GOAL:
All lines featuring the string "ページからすべてのタイトルを順番に再生する" are to be listed.

DATA FOR THIS EXERCISE:
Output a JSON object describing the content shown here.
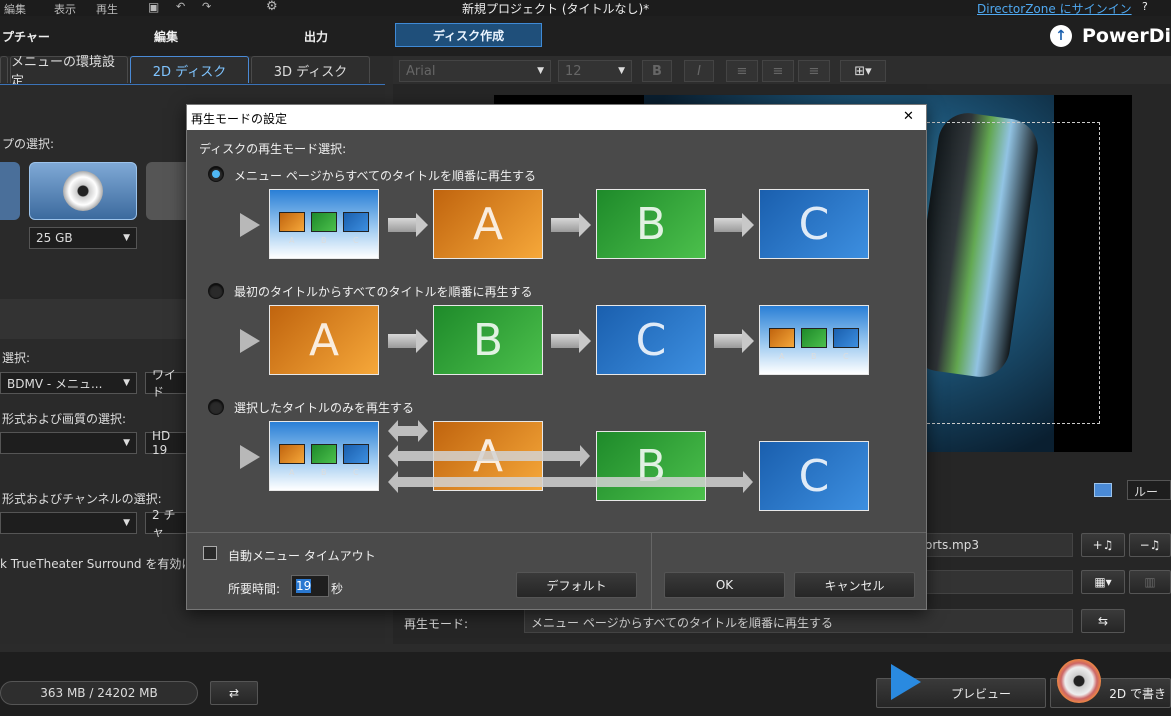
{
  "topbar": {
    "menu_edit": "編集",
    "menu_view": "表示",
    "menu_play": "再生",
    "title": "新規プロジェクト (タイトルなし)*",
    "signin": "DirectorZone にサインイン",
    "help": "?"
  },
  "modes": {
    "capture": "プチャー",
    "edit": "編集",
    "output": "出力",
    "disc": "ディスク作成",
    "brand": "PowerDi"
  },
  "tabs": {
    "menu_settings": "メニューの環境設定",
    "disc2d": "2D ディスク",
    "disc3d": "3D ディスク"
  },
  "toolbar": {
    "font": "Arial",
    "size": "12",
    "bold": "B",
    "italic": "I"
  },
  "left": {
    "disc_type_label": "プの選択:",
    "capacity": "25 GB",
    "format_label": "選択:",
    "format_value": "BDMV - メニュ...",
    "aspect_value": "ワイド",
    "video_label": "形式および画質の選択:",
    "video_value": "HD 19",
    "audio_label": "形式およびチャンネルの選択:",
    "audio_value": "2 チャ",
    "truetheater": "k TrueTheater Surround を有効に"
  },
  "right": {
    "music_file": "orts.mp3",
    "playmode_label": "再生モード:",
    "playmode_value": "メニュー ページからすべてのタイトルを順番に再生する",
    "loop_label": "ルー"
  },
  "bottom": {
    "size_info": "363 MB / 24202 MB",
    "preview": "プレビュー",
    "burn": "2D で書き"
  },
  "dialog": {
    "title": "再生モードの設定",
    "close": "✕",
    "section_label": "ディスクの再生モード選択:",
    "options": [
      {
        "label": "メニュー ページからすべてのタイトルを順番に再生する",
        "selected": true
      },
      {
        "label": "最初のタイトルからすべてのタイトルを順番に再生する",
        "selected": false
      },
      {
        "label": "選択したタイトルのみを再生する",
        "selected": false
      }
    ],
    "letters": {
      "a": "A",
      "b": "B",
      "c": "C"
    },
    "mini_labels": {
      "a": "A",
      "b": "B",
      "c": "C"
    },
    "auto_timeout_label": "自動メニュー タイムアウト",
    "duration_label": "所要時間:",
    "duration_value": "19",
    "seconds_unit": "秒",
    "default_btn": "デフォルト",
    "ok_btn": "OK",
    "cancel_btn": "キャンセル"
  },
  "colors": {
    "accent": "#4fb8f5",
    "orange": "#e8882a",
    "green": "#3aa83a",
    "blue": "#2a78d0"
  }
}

---

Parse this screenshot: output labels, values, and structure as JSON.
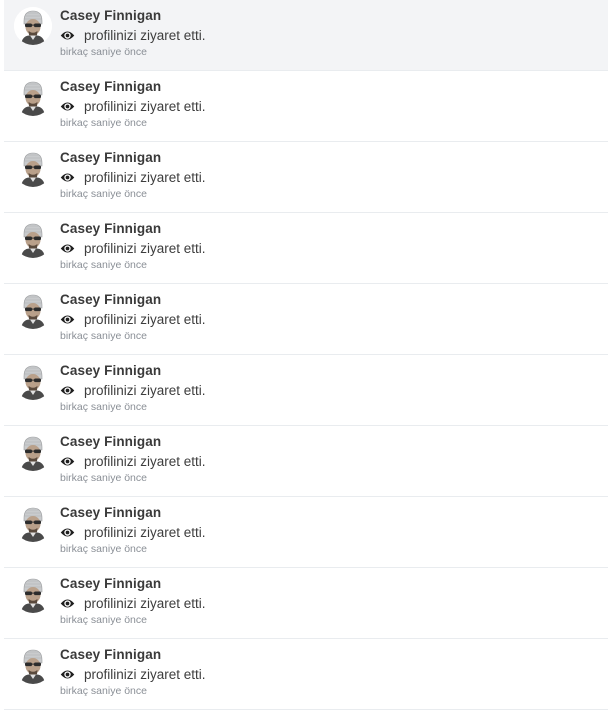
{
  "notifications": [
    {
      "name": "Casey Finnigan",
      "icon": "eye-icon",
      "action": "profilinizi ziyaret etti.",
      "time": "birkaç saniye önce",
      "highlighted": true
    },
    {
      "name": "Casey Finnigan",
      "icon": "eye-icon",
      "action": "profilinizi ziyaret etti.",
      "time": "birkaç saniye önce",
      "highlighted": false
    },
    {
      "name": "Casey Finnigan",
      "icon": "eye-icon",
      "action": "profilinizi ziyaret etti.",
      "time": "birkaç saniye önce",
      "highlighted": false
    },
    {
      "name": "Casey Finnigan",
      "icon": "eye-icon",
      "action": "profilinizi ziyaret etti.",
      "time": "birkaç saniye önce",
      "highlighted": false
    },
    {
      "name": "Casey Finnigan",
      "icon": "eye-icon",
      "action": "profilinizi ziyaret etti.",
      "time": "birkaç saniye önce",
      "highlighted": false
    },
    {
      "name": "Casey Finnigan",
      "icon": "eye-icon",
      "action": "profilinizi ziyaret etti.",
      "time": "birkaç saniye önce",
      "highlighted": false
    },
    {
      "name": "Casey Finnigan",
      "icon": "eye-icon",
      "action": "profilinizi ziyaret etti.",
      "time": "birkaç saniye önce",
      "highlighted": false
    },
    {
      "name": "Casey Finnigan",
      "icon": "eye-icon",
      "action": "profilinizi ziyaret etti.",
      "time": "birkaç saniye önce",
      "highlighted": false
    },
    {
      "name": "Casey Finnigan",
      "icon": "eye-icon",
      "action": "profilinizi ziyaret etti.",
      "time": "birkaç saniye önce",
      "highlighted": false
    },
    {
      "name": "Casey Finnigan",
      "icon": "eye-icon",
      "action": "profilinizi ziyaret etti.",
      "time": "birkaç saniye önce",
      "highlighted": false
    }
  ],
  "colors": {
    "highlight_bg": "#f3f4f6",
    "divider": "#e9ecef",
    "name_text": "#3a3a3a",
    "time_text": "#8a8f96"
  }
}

SOLUTION TO THE PROBLEM:
    "playmode_value": "メニュー ページからすべてのタイトルを順番に再生する",
        "label": "メニュー ページからすべてのタイトルを順番に再生する",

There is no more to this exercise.